#### Saved data entries
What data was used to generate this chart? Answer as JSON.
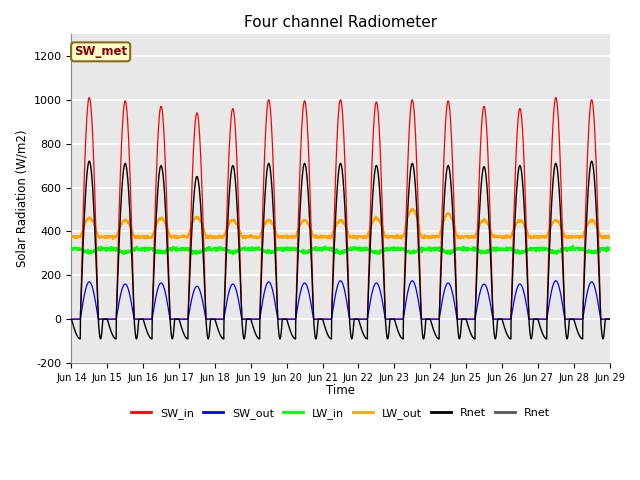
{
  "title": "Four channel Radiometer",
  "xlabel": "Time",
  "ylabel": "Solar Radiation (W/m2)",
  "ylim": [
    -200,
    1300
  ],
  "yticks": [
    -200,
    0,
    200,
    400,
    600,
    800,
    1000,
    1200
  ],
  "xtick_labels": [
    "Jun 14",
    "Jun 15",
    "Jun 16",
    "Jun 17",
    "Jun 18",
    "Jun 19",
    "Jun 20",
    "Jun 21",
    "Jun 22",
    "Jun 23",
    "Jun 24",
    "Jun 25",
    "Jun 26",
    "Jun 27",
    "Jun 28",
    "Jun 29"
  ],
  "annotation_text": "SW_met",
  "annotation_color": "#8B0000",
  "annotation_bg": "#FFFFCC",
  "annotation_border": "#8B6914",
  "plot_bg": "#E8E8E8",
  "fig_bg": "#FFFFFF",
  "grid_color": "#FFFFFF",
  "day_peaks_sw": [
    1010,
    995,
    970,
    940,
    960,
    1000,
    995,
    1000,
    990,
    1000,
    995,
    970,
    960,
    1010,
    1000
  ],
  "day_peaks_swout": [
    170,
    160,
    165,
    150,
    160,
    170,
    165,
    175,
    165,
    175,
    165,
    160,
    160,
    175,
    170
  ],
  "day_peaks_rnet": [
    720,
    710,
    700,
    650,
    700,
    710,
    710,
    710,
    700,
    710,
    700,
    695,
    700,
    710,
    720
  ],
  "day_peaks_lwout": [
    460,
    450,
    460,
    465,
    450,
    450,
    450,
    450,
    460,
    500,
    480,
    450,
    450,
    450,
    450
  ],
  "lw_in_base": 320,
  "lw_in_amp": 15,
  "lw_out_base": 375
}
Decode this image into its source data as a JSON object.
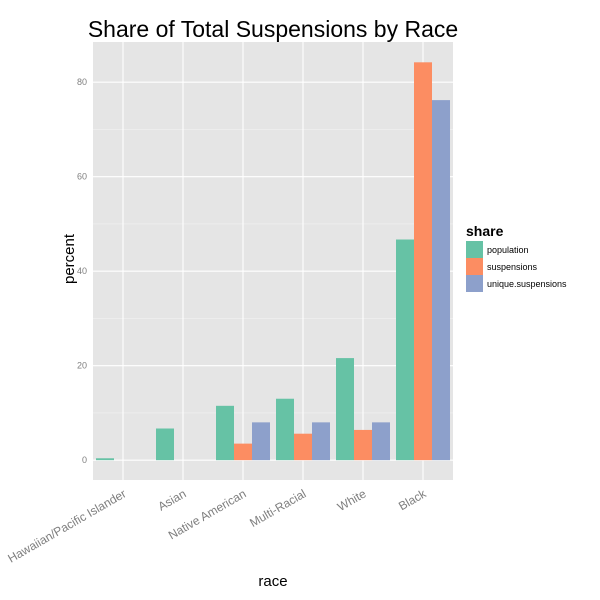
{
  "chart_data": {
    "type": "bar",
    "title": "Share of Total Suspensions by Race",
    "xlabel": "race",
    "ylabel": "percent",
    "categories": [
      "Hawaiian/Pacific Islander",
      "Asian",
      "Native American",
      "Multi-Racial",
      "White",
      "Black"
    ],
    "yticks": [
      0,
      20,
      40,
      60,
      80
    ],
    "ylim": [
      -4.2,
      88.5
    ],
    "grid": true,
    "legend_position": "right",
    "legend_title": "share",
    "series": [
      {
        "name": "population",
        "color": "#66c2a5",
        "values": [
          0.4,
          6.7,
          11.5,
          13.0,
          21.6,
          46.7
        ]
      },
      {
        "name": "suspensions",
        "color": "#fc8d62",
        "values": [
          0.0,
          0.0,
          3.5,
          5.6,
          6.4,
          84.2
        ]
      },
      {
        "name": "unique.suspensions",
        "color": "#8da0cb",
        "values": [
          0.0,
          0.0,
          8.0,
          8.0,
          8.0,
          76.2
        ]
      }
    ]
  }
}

#### Problem
Lines that hold "ylabel" are the ones to copy; find all of them.

#### Completed task
  "ylabel": "Solar Radiation (W/m2)",
    "ylabel": "percent",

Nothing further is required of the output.